» Task details: Wherever the word "Mostrar" shows up in a line, please copy that line.

» Given data:
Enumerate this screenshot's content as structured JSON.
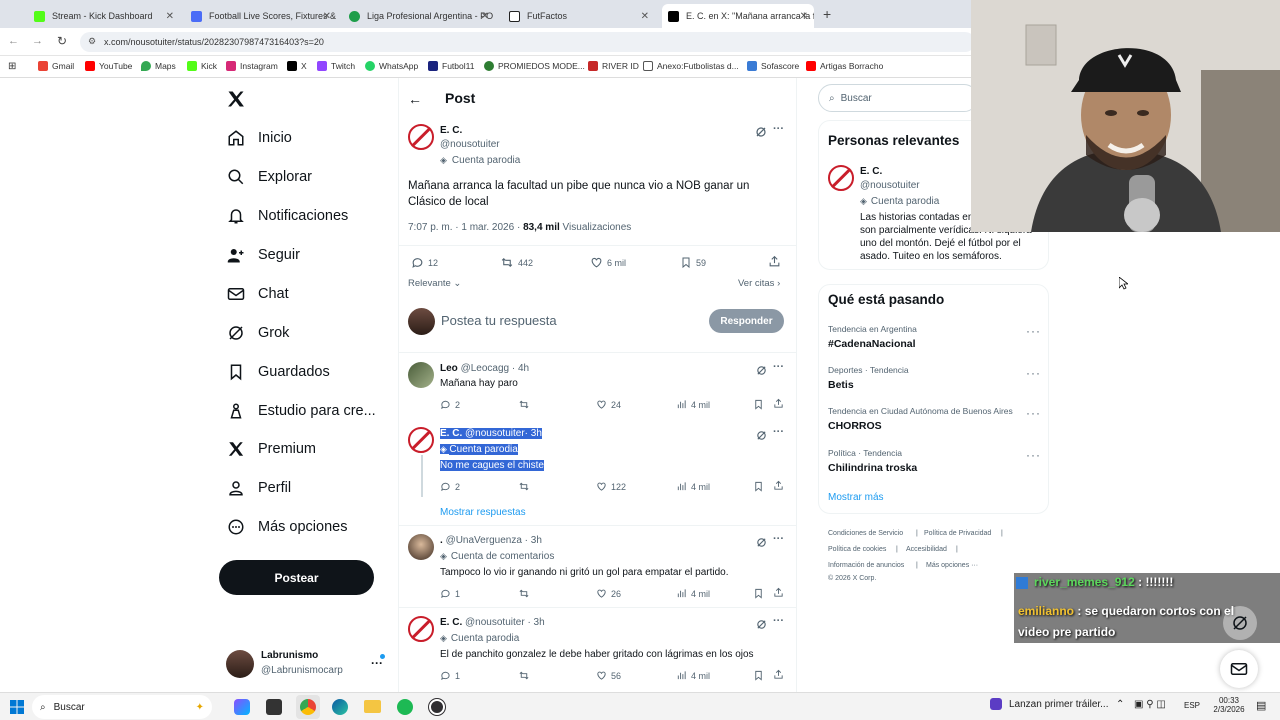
{
  "browser": {
    "tabs": [
      {
        "label": "Stream - Kick Dashboard",
        "color": "#53fc18"
      },
      {
        "label": "Football Live Scores, Fixtures &",
        "color": "#4a6cf7"
      },
      {
        "label": "Liga Profesional Argentina - PO",
        "color": "#1e9e4a"
      },
      {
        "label": "FutFactos",
        "color": "#222222"
      },
      {
        "label": "E. C. en X: \"Mañana arranca la fa",
        "color": "#000000"
      }
    ],
    "url": "x.com/nousotuiter/status/2028230798747316403?s=20",
    "bookmarks": [
      "Gmail",
      "YouTube",
      "Maps",
      "Kick",
      "Instagram",
      "X",
      "Twitch",
      "WhatsApp",
      "Futbol11",
      "PROMIEDOS MODE...",
      "RIVER ID",
      "Anexo:Futbolistas d...",
      "Sofascore",
      "Artigas Borracho"
    ]
  },
  "nav": {
    "items": [
      "Inicio",
      "Explorar",
      "Notificaciones",
      "Seguir",
      "Chat",
      "Grok",
      "Guardados",
      "Estudio para cre...",
      "Premium",
      "Perfil",
      "Más opciones"
    ],
    "post_button": "Postear",
    "account_name": "Labrunismo",
    "account_handle": "@Labrunismocarp"
  },
  "post": {
    "header": "Post",
    "author_name": "E. C.",
    "author_handle": "@nousotuiter",
    "parody_label": "Cuenta parodia",
    "text": "Mañana arranca la facultad un pibe que nunca vio a NOB ganar un Clásico de local",
    "time": "7:07 p. m. · 1 mar. 2026 ·",
    "views_count": "83,4 mil",
    "views_label": "Visualizaciones",
    "replies": "12",
    "reposts": "442",
    "likes": "6 mil",
    "bookmarks": "59",
    "sort_label": "Relevante",
    "quotes_label": "Ver citas",
    "reply_placeholder": "Postea tu respuesta",
    "reply_button": "Responder"
  },
  "replies": [
    {
      "name": "Leo",
      "handle": "@Leocagg",
      "time": "· 4h",
      "text": "Mañana hay paro",
      "replies": "2",
      "likes": "24",
      "views": "4 mil"
    },
    {
      "name": "E. C.",
      "handle": "@nousotuiter",
      "time": "· 3h",
      "badge": "Cuenta parodia",
      "text": "No me cagues el chiste",
      "replies": "2",
      "likes": "122",
      "views": "4 mil",
      "show_replies": "Mostrar respuestas"
    },
    {
      "name": ".",
      "handle": "@UnaVerguenza",
      "time": "· 3h",
      "badge": "Cuenta de comentarios",
      "text": "Tampoco lo vio ir ganando ni gritó un gol para empatar el partido.",
      "replies": "1",
      "likes": "26",
      "views": "4 mil"
    },
    {
      "name": "E. C.",
      "handle": "@nousotuiter",
      "time": "· 3h",
      "badge": "Cuenta parodia",
      "text": "El de panchito gonzalez le debe haber gritado con lágrimas en los ojos",
      "replies": "1",
      "likes": "56",
      "views": "4 mil"
    }
  ],
  "sidebar": {
    "search_placeholder": "Buscar",
    "relevant_title": "Personas relevantes",
    "relevant_name": "E. C.",
    "relevant_handle": "@nousotuiter",
    "relevant_badge": "Cuenta parodia",
    "relevant_bio": "Las historias contadas en esta cuenta son parcialmente verídicas. Ni siquiera uno del montón. Dejé el fútbol por el asado. Tuiteo en los semáforos.",
    "trends_title": "Qué está pasando",
    "trends": [
      {
        "context": "Tendencia en Argentina",
        "name": "#CadenaNacional"
      },
      {
        "context": "Deportes · Tendencia",
        "name": "Betis"
      },
      {
        "context": "Tendencia en Ciudad Autónoma de Buenos Aires",
        "name": "CHORROS"
      },
      {
        "context": "Política · Tendencia",
        "name": "Chilindrina troska"
      }
    ],
    "show_more": "Mostrar más",
    "footer": [
      "Condiciones de Servicio",
      "Política de Privacidad",
      "Política de cookies",
      "Accesibilidad",
      "Información de anuncios",
      "Más opciones ···",
      "© 2026 X Corp."
    ]
  },
  "chat": [
    {
      "user": "river_memes_912",
      "user_color": "#5cd65c",
      "msg": ": !!!!!!!"
    },
    {
      "user": "emilianno",
      "user_color": "#f2c230",
      "msg": ": se quedaron cortos con el video pre partido"
    }
  ],
  "taskbar": {
    "search": "Buscar",
    "news": "Lanzan primer tráiler...",
    "lang": "ESP",
    "time": "00:33",
    "date": "2/3/2026"
  },
  "colors": {
    "accent": "#1d9bf0",
    "brand_red": "#c91d2a",
    "selection": "#3367d6"
  }
}
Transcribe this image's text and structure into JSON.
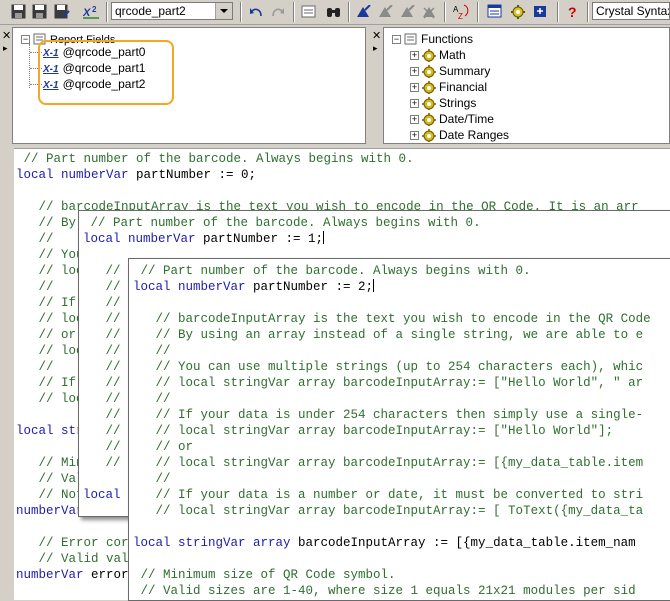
{
  "toolbar": {
    "formula_name": "qrcode_part2",
    "syntax": "Crystal Syntax",
    "icons": [
      "save-icon",
      "save-close-icon",
      "save-as-icon",
      "x2-icon",
      "undo-icon",
      "redo-icon",
      "browse-data-icon",
      "find-icon",
      "bookmark-icon",
      "next-bookmark-icon",
      "prev-bookmark-icon",
      "clear-bookmarks-icon",
      "sort-az-icon",
      "show-fields-icon",
      "show-functions-icon",
      "show-operators-icon",
      "help-icon"
    ]
  },
  "report_fields": {
    "title": "Report Fields",
    "items": [
      "@qrcode_part0",
      "@qrcode_part1",
      "@qrcode_part2"
    ]
  },
  "functions": {
    "title": "Functions",
    "items": [
      "Math",
      "Summary",
      "Financial",
      "Strings",
      "Date/Time",
      "Date Ranges"
    ]
  },
  "editor1": {
    "lines": [
      [
        [
          "c",
          " // Part number of the barcode. Always begins with 0."
        ]
      ],
      [
        [
          "k",
          "local numberVar"
        ],
        [
          "n",
          " partNumber := 0;"
        ]
      ],
      [
        [
          "n",
          ""
        ]
      ],
      [
        [
          "c",
          "   // barcodeInputArray is the text you wish to encode in the QR Code. It is an arr"
        ]
      ],
      [
        [
          "c",
          "   // By"
        ]
      ],
      [
        [
          "c",
          "   //"
        ]
      ],
      [
        [
          "c",
          "   // You"
        ]
      ],
      [
        [
          "c",
          "   // loc"
        ]
      ],
      [
        [
          "c",
          "   //"
        ]
      ],
      [
        [
          "c",
          "   // If"
        ]
      ],
      [
        [
          "c",
          "   // loc"
        ]
      ],
      [
        [
          "c",
          "   // or"
        ]
      ],
      [
        [
          "c",
          "   // loc"
        ]
      ],
      [
        [
          "c",
          "   //"
        ]
      ],
      [
        [
          "c",
          "   // If"
        ]
      ],
      [
        [
          "c",
          "   // loc"
        ]
      ],
      [
        [
          "n",
          ""
        ]
      ],
      [
        [
          "k",
          "local str"
        ]
      ],
      [
        [
          "n",
          ""
        ]
      ],
      [
        [
          "c",
          "   // Mini"
        ]
      ],
      [
        [
          "c",
          "   // Vali"
        ]
      ],
      [
        [
          "c",
          "   // Note"
        ]
      ],
      [
        [
          "k",
          "numberVar"
        ]
      ],
      [
        [
          "n",
          ""
        ]
      ],
      [
        [
          "c",
          "   // Error corre"
        ]
      ],
      [
        [
          "c",
          "   // Valid value"
        ]
      ],
      [
        [
          "k",
          "numberVar"
        ],
        [
          "n",
          " error"
        ]
      ]
    ]
  },
  "editor2": {
    "lines": [
      [
        [
          "c",
          " // Part number of the barcode. Always begins with 0."
        ]
      ],
      [
        [
          "k",
          "local numberVar"
        ],
        [
          "n",
          " partNumber := 1;"
        ]
      ],
      [
        [
          "n",
          ""
        ]
      ],
      [
        [
          "c",
          "   //"
        ]
      ],
      [
        [
          "c",
          "   //"
        ]
      ],
      [
        [
          "c",
          "   //"
        ]
      ],
      [
        [
          "c",
          "   //"
        ]
      ],
      [
        [
          "c",
          "   //"
        ]
      ],
      [
        [
          "c",
          "   //"
        ]
      ],
      [
        [
          "c",
          "   //"
        ]
      ],
      [
        [
          "c",
          "   //"
        ]
      ],
      [
        [
          "c",
          "   //"
        ]
      ],
      [
        [
          "c",
          "   //"
        ]
      ],
      [
        [
          "c",
          "   //"
        ]
      ],
      [
        [
          "c",
          "   //"
        ]
      ],
      [
        [
          "c",
          "   //"
        ]
      ],
      [
        [
          "n",
          ""
        ]
      ],
      [
        [
          "k",
          "local"
        ]
      ]
    ]
  },
  "editor3": {
    "lines": [
      [
        [
          "c",
          " // Part number of the barcode. Always begins with 0."
        ]
      ],
      [
        [
          "k",
          "local numberVar"
        ],
        [
          "n",
          " partNumber := 2;"
        ]
      ],
      [
        [
          "n",
          ""
        ]
      ],
      [
        [
          "c",
          "   // barcodeInputArray is the text you wish to encode in the QR Code"
        ]
      ],
      [
        [
          "c",
          "   // By using an array instead of a single string, we are able to e"
        ]
      ],
      [
        [
          "c",
          "   //"
        ]
      ],
      [
        [
          "c",
          "   // You can use multiple strings (up to 254 characters each), whic"
        ]
      ],
      [
        [
          "c",
          "   // local stringVar array barcodeInputArray:= [\"Hello World\", \" ar"
        ]
      ],
      [
        [
          "c",
          "   //"
        ]
      ],
      [
        [
          "c",
          "   // If your data is under 254 characters then simply use a single-"
        ]
      ],
      [
        [
          "c",
          "   // local stringVar array barcodeInputArray:= [\"Hello World\"];"
        ]
      ],
      [
        [
          "c",
          "   // or"
        ]
      ],
      [
        [
          "c",
          "   // local stringVar array barcodeInputArray:= [{my_data_table.item"
        ]
      ],
      [
        [
          "c",
          "   //"
        ]
      ],
      [
        [
          "c",
          "   // If your data is a number or date, it must be converted to stri"
        ]
      ],
      [
        [
          "c",
          "   // local stringVar array barcodeInputArray:= [ ToText({my_data_ta"
        ]
      ],
      [
        [
          "n",
          ""
        ]
      ],
      [
        [
          "k",
          "local stringVar array"
        ],
        [
          "n",
          " barcodeInputArray := [{my_data_table.item_nam"
        ]
      ],
      [
        [
          "n",
          ""
        ]
      ],
      [
        [
          "c",
          " // Minimum size of QR Code symbol."
        ]
      ],
      [
        [
          "c",
          " // Valid sizes are 1-40, where size 1 equals 21x21 modules per sid"
        ]
      ]
    ]
  }
}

» Written response:
      "show_replies": "Mostrar respuestas"
    "show_more": "Mostrar más",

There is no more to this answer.